## Your objective
Reproduce the data in its entirety, exactly as supplied.
····················
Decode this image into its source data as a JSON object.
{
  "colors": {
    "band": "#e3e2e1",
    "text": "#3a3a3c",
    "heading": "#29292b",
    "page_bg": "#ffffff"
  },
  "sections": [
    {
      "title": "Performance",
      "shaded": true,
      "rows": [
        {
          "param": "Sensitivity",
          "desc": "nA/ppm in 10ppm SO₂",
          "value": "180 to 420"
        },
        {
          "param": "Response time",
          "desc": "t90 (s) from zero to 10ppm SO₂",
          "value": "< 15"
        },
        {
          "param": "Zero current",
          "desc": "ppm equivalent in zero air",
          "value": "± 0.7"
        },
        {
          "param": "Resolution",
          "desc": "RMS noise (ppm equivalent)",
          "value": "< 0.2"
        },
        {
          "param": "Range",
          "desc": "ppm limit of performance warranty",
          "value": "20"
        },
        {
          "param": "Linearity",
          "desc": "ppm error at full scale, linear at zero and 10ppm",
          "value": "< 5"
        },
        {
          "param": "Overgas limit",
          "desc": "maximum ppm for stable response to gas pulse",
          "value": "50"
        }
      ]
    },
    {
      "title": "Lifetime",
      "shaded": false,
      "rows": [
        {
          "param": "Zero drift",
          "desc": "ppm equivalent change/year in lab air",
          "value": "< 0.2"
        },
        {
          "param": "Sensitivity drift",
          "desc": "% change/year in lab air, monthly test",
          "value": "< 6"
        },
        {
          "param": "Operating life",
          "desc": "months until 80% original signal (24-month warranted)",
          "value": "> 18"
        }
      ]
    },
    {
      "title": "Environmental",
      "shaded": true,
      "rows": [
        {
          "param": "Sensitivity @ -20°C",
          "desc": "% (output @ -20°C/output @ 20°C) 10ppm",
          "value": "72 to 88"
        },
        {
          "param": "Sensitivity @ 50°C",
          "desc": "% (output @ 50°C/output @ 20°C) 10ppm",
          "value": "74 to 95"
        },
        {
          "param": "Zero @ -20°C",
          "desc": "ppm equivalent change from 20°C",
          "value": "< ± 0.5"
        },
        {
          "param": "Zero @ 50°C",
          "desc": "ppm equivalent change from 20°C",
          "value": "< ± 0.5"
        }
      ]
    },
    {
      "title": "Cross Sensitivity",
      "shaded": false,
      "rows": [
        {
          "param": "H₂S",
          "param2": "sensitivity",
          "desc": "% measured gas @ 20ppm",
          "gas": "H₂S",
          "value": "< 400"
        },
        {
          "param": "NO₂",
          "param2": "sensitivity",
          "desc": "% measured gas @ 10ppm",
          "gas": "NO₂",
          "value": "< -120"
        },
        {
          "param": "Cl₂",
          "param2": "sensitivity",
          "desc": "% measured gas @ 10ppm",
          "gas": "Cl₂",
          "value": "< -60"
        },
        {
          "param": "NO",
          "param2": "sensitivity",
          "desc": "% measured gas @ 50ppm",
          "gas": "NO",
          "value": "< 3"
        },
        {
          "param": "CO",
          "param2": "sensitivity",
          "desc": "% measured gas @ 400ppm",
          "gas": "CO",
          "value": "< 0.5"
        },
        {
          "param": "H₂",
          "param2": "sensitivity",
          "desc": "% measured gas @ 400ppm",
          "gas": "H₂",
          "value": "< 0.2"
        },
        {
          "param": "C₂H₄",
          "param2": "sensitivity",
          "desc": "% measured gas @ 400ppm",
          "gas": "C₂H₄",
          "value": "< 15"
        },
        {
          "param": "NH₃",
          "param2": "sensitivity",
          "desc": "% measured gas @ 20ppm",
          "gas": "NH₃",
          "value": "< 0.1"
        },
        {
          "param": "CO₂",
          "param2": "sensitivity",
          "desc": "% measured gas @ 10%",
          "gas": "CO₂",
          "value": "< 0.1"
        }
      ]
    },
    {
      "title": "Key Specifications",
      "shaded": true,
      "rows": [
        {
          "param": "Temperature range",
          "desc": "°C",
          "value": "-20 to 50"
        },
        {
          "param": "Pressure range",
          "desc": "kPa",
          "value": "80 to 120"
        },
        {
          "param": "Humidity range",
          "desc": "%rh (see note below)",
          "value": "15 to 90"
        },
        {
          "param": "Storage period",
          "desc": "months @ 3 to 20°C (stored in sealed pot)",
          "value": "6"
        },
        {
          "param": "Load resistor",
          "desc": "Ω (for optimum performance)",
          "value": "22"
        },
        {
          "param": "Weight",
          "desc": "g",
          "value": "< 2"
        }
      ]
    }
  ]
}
····················
## Exercise response
Decode this image into its source data as a JSON object.
{
  "colors": {
    "band": "#e3e2e1",
    "text": "#3a3a3c",
    "heading": "#29292b",
    "page_bg": "#ffffff"
  },
  "sections": [
    {
      "title": "Performance",
      "shaded": true,
      "rows": [
        {
          "param": "Sensitivity",
          "desc": "nA/ppm in 10ppm SO₂",
          "value": "180 to 420"
        },
        {
          "param": "Response time",
          "desc": "t90 (s) from zero to 10ppm SO₂",
          "value": "< 15"
        },
        {
          "param": "Zero current",
          "desc": "ppm equivalent in zero air",
          "value": "± 0.7"
        },
        {
          "param": "Resolution",
          "desc": "RMS noise (ppm equivalent)",
          "value": "< 0.2"
        },
        {
          "param": "Range",
          "desc": "ppm limit of performance warranty",
          "value": "20"
        },
        {
          "param": "Linearity",
          "desc": "ppm error at full scale, linear at zero and 10ppm",
          "value": "< 5"
        },
        {
          "param": "Overgas limit",
          "desc": "maximum ppm for stable response to gas pulse",
          "value": "50"
        }
      ]
    },
    {
      "title": "Lifetime",
      "shaded": false,
      "rows": [
        {
          "param": "Zero drift",
          "desc": "ppm equivalent change/year in lab air",
          "value": "< 0.2"
        },
        {
          "param": "Sensitivity drift",
          "desc": "% change/year in lab air, monthly test",
          "value": "< 6"
        },
        {
          "param": "Operating life",
          "desc": "months until 80% original signal (24-month warranted)",
          "value": "> 18"
        }
      ]
    },
    {
      "title": "Environmental",
      "shaded": true,
      "rows": [
        {
          "param": "Sensitivity @ -20°C",
          "desc": "% (output @ -20°C/output @ 20°C) 10ppm",
          "value": "72 to 88"
        },
        {
          "param": "Sensitivity @ 50°C",
          "desc": "% (output @ 50°C/output @ 20°C) 10ppm",
          "value": "74 to 95"
        },
        {
          "param": "Zero @ -20°C",
          "desc": "ppm equivalent change from 20°C",
          "value": "< ± 0.5"
        },
        {
          "param": "Zero @ 50°C",
          "desc": "ppm equivalent change from 20°C",
          "value": "< ± 0.5"
        }
      ]
    },
    {
      "title": "Cross Sensitivity",
      "shaded": false,
      "rows": [
        {
          "param": "H₂S",
          "param2": "sensitivity",
          "desc": "% measured gas @ 20ppm",
          "gas": "H₂S",
          "value": "< 400"
        },
        {
          "param": "NO₂",
          "param2": "sensitivity",
          "desc": "% measured gas @ 10ppm",
          "gas": "NO₂",
          "value": "< -120"
        },
        {
          "param": "Cl₂",
          "param2": "sensitivity",
          "desc": "% measured gas @ 10ppm",
          "gas": "Cl₂",
          "value": "< -60"
        },
        {
          "param": "NO",
          "param2": "sensitivity",
          "desc": "% measured gas @ 50ppm",
          "gas": "NO",
          "value": "< 3"
        },
        {
          "param": "CO",
          "param2": "sensitivity",
          "desc": "% measured gas @ 400ppm",
          "gas": "CO",
          "value": "< 0.5"
        },
        {
          "param": "H₂",
          "param2": "sensitivity",
          "desc": "% measured gas @ 400ppm",
          "gas": "H₂",
          "value": "< 0.2"
        },
        {
          "param": "C₂H₄",
          "param2": "sensitivity",
          "desc": "% measured gas @ 400ppm",
          "gas": "C₂H₄",
          "value": "< 15"
        },
        {
          "param": "NH₃",
          "param2": "sensitivity",
          "desc": "% measured gas @ 20ppm",
          "gas": "NH₃",
          "value": "< 0.1"
        },
        {
          "param": "CO₂",
          "param2": "sensitivity",
          "desc": "% measured gas @ 10%",
          "gas": "CO₂",
          "value": "< 0.1"
        }
      ]
    },
    {
      "title": "Key Specifications",
      "shaded": true,
      "rows": [
        {
          "param": "Temperature range",
          "desc": "°C",
          "value": "-20 to 50"
        },
        {
          "param": "Pressure range",
          "desc": "kPa",
          "value": "80 to 120"
        },
        {
          "param": "Humidity range",
          "desc": "%rh (see note below)",
          "value": "15 to 90"
        },
        {
          "param": "Storage period",
          "desc": "months @ 3 to 20°C (stored in sealed pot)",
          "value": "6"
        },
        {
          "param": "Load resistor",
          "desc": "Ω (for optimum performance)",
          "value": "22"
        },
        {
          "param": "Weight",
          "desc": "g",
          "value": "< 2"
        }
      ]
    }
  ]
}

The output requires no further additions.